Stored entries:
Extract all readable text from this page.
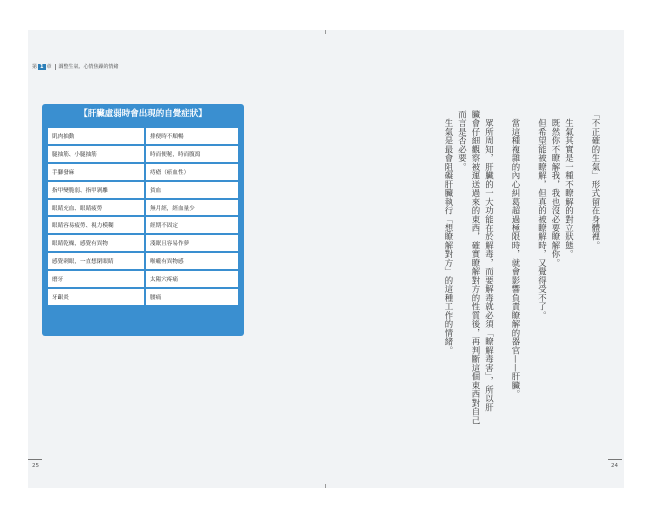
第 1 章 調整生氣、心情焦躁的情緒
【肝臟虛弱時會出現的自覺症狀】
肌肉抽動	排便時不順暢
腿抽筋、小腿抽筋	時而便秘，時而腹瀉
手腳發麻	痔瘡（瘀血性）
指甲變脆弱、指甲剝離	貧血
眼睛充血、眼睛疲勞	無月經，經血量少
眼睛容易疲勞、視力模糊	經期不固定
眼睛乾燥，感覺有異物	淺眠且容易作夢
感覺刺眼，一直想閉眼睛	喉嚨有異物感
磨牙	太陽穴疼痛
牙齦炎	腰痛
25	24
「不正確的生氣」形式留在身體裡。
　生氣其實是一種不瞭解的對立狀態。
　既然你不瞭解我，我也沒必要瞭解你。
　但希望能被瞭解，但真的被瞭解時，又覺得受不了。
　當這種複雜的內心糾葛超過極限時，就會影響負責瞭解的器官——肝臟。
　眾所周知，肝臟的一大功能在於解毒，而要解毒就必須「瞭解毒害」，所以肝
臟會仔細觀察被運送過來的東西，確實瞭解對方的性質後，再判斷這個東西對自己
而言是否必要。
　生氣是最會阻礙肝臟執行「想瞭解對方」的這種工作的情緒。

Given request - All of the entries need to be transcribed word for word; pictures are left out.

Final result -
Extract all readable text from this page.
第 1 章 調整生氣、心情焦躁的情緒
【肝臟虛弱時會出現的自覺症狀】
肌肉抽動	排便時不順暢
腿抽筋、小腿抽筋	時而便秘，時而腹瀉
手腳發麻	痔瘡（瘀血性）
指甲變脆弱、指甲剝離	貧血
眼睛充血、眼睛疲勞	無月經，經血量少
眼睛容易疲勞、視力模糊	經期不固定
眼睛乾燥，感覺有異物	淺眠且容易作夢
感覺刺眼，一直想閉眼睛	喉嚨有異物感
磨牙	太陽穴疼痛
牙齦炎	腰痛
25	24
「不正確的生氣」形式留在身體裡。
　生氣其實是一種不瞭解的對立狀態。
　既然你不瞭解我，我也沒必要瞭解你。
　但希望能被瞭解，但真的被瞭解時，又覺得受不了。
　當這種複雜的內心糾葛超過極限時，就會影響負責瞭解的器官——肝臟。
　眾所周知，肝臟的一大功能在於解毒，而要解毒就必須「瞭解毒害」，所以肝
臟會仔細觀察被運送過來的東西，確實瞭解對方的性質後，再判斷這個東西對自己
而言是否必要。
　生氣是最會阻礙肝臟執行「想瞭解對方」的這種工作的情緒。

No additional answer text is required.